- WHAT THE TASK REQUIRES
Repeat the material below word for word, from its first line through the line that contains "start-button[interactable] — [738, 640, 764, 666]".

- RECORD LIST

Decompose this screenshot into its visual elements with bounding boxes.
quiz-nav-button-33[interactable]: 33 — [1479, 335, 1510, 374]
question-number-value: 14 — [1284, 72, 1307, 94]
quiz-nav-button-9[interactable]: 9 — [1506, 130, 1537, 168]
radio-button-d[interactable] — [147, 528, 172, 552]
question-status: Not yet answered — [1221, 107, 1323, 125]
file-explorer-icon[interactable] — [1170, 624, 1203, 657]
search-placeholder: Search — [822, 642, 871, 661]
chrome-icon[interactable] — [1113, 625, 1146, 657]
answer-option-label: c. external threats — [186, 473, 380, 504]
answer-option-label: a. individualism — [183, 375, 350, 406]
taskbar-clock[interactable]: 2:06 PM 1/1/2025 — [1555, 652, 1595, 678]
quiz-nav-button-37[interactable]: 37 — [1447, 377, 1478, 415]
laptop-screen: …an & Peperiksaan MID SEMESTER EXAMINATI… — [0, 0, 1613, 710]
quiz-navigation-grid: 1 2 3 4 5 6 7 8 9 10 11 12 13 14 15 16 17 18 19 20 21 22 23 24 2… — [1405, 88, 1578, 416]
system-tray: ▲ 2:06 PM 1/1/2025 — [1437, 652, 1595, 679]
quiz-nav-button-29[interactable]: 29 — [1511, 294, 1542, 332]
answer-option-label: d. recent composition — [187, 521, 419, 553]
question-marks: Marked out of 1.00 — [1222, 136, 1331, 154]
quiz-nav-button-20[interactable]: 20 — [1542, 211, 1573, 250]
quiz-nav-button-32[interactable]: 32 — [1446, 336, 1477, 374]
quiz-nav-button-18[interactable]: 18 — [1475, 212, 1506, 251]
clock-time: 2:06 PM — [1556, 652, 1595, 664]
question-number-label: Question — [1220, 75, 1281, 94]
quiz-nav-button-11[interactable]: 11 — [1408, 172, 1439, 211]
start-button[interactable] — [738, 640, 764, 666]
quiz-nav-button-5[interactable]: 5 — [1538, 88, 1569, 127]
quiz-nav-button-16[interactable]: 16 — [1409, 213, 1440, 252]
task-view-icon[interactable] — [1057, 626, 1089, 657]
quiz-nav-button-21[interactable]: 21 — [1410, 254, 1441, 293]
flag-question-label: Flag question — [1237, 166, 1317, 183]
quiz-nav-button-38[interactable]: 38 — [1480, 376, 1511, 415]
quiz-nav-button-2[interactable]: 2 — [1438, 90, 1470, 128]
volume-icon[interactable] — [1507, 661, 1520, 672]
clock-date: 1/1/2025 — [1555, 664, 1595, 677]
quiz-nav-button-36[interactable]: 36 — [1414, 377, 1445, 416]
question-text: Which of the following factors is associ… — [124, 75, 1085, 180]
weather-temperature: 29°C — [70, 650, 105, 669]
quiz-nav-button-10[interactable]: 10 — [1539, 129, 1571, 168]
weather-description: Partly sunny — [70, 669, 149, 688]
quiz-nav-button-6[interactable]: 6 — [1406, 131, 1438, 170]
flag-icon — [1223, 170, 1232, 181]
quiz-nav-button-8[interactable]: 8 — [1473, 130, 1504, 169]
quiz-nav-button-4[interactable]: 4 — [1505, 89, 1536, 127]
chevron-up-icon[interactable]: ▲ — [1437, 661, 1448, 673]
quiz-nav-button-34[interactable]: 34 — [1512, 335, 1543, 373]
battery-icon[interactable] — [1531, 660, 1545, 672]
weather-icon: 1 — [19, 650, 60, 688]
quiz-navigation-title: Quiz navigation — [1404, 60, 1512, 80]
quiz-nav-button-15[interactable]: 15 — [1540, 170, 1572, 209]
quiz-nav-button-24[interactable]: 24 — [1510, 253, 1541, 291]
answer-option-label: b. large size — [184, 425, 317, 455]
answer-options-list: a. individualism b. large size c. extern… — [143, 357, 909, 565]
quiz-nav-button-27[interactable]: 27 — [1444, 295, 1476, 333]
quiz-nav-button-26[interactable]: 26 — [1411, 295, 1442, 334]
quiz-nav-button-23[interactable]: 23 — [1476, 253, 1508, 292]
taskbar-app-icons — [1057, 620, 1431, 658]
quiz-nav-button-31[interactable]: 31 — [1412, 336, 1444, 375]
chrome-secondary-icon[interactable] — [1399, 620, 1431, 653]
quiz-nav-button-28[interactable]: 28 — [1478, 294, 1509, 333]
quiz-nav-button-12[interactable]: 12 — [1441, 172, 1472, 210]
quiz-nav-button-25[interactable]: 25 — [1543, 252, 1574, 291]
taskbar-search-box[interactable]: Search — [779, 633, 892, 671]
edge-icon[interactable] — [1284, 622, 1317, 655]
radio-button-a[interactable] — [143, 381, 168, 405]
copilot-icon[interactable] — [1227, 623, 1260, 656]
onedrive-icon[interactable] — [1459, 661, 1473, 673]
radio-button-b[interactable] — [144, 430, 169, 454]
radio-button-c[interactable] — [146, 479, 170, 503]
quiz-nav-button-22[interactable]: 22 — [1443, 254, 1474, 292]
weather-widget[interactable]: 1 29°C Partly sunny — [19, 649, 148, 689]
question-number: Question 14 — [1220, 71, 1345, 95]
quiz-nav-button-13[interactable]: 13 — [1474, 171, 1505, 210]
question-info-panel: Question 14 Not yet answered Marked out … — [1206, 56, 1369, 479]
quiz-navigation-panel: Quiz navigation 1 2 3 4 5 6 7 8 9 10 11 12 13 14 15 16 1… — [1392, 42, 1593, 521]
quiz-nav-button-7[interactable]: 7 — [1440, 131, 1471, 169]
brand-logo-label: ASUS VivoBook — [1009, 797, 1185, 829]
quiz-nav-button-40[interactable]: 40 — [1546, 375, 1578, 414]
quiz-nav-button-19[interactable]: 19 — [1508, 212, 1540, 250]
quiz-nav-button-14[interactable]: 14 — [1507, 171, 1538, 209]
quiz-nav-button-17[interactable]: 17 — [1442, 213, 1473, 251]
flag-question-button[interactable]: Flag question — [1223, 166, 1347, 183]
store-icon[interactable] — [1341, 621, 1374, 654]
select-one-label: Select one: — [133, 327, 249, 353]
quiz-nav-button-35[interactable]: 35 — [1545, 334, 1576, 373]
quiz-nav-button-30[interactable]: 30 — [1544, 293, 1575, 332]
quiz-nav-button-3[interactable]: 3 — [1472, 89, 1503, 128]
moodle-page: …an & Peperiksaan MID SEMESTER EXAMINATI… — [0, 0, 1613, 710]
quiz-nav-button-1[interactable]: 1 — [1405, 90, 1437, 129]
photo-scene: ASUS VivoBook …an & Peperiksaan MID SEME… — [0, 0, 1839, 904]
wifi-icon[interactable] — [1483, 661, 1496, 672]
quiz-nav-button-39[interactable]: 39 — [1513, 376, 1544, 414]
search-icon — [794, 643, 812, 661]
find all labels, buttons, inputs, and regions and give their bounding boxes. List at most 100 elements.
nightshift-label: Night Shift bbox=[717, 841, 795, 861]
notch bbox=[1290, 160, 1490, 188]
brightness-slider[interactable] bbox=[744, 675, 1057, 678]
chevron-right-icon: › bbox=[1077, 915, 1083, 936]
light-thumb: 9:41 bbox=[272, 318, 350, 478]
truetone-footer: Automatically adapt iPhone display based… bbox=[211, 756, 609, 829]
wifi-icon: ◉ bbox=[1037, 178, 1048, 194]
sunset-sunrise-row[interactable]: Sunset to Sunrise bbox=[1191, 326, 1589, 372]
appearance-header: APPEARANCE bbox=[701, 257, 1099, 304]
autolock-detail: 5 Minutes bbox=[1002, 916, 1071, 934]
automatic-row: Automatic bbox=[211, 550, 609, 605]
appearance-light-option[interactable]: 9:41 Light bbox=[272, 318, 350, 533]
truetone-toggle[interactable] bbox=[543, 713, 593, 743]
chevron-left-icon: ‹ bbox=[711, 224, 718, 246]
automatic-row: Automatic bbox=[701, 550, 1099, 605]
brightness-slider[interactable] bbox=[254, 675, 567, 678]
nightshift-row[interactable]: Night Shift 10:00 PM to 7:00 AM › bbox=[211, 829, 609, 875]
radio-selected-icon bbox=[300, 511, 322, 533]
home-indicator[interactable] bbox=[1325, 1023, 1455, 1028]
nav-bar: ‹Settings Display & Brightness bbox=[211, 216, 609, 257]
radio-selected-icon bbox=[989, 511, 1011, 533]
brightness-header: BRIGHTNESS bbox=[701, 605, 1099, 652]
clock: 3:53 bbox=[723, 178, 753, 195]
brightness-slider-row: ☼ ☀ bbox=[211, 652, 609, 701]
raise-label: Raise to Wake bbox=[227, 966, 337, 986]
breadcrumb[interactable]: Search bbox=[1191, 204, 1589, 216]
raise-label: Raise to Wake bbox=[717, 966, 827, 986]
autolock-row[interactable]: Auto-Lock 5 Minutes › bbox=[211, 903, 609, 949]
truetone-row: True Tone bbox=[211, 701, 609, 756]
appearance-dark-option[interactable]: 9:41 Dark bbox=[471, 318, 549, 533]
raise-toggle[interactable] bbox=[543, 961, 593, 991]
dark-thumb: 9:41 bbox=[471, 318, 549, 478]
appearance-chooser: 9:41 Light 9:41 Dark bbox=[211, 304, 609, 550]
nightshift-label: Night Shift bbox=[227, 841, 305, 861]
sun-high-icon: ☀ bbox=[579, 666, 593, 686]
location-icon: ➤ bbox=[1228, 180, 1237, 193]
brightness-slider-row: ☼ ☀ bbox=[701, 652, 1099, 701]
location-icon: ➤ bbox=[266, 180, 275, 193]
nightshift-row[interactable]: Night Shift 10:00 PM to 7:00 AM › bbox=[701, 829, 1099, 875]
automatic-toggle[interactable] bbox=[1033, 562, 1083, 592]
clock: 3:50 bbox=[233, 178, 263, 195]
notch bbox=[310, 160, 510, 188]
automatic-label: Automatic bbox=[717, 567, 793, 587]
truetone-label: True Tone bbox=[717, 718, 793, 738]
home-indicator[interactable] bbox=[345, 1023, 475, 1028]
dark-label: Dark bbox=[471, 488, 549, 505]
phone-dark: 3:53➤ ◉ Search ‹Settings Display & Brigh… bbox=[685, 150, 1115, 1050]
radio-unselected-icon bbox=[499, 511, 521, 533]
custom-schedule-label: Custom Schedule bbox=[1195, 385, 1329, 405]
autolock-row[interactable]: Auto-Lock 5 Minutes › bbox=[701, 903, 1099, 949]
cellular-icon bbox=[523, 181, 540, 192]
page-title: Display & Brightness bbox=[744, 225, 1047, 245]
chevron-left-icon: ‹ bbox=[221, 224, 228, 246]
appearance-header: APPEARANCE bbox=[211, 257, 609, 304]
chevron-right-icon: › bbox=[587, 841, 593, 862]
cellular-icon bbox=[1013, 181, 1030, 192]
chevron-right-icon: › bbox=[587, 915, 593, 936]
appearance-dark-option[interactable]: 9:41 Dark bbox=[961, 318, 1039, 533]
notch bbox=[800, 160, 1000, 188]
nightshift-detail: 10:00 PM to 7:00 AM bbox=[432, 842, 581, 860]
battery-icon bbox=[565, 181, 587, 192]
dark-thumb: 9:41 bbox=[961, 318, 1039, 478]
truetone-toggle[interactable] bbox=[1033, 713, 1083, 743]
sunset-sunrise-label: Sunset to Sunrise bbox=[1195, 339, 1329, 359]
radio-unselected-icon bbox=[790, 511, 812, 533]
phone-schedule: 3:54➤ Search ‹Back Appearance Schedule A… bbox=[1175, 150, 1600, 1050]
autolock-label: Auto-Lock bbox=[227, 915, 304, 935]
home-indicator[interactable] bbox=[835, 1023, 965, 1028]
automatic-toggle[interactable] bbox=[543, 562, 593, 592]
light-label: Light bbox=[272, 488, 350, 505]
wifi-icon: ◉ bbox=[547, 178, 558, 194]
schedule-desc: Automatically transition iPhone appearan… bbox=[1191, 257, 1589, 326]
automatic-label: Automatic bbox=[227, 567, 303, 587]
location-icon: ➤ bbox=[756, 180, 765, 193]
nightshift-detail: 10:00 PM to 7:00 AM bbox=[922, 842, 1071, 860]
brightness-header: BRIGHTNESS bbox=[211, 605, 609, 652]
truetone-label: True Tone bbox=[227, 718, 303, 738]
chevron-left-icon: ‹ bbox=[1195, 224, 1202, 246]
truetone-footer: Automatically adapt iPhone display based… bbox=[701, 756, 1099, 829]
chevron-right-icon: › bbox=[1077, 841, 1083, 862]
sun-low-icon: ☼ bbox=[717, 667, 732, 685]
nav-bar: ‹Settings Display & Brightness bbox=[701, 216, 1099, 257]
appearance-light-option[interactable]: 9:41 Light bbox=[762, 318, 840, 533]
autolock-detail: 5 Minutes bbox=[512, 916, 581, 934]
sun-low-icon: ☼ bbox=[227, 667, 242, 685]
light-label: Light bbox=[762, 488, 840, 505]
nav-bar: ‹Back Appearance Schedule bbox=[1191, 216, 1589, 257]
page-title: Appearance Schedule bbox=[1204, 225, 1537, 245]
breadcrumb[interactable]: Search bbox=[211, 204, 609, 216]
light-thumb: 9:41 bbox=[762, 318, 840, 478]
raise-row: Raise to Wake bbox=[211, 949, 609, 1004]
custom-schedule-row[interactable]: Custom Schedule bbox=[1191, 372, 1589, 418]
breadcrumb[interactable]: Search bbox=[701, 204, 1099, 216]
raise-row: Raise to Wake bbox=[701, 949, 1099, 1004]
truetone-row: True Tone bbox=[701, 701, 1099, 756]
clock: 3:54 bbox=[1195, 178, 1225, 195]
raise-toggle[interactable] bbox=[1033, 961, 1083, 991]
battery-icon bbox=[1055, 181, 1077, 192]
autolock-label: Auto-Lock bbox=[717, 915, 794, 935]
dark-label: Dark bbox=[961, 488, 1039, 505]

- SOLVED EXERCISE
Decompose this screenshot into its visual elements with bounding boxes.
quiz-nav-button-33[interactable]: 33 — [1479, 335, 1510, 374]
question-number-value: 14 — [1284, 72, 1307, 94]
quiz-nav-button-9[interactable]: 9 — [1506, 130, 1537, 168]
radio-button-d[interactable] — [147, 528, 172, 552]
question-status: Not yet answered — [1221, 107, 1323, 125]
file-explorer-icon[interactable] — [1170, 624, 1203, 657]
search-placeholder: Search — [822, 642, 871, 661]
chrome-icon[interactable] — [1113, 625, 1146, 657]
answer-option-label: c. external threats — [186, 473, 380, 504]
answer-option-label: a. individualism — [183, 375, 350, 406]
taskbar-clock[interactable]: 2:06 PM 1/1/2025 — [1555, 652, 1595, 678]
quiz-nav-button-37[interactable]: 37 — [1447, 377, 1478, 415]
laptop-screen: …an & Peperiksaan MID SEMESTER EXAMINATI… — [0, 0, 1613, 710]
quiz-navigation-grid: 1 2 3 4 5 6 7 8 9 10 11 12 13 14 15 16 17 18 19 20 21 22 23 24 2… — [1405, 88, 1578, 416]
system-tray: ▲ 2:06 PM 1/1/2025 — [1437, 652, 1595, 679]
quiz-nav-button-29[interactable]: 29 — [1511, 294, 1542, 332]
answer-option-label: d. recent composition — [187, 521, 419, 553]
question-marks: Marked out of 1.00 — [1222, 136, 1331, 154]
quiz-nav-button-20[interactable]: 20 — [1542, 211, 1573, 250]
quiz-nav-button-32[interactable]: 32 — [1446, 336, 1477, 374]
quiz-nav-button-18[interactable]: 18 — [1475, 212, 1506, 251]
clock-time: 2:06 PM — [1556, 652, 1595, 664]
question-number-label: Question — [1220, 75, 1281, 94]
quiz-nav-button-11[interactable]: 11 — [1408, 172, 1439, 211]
start-button[interactable] — [738, 640, 764, 666]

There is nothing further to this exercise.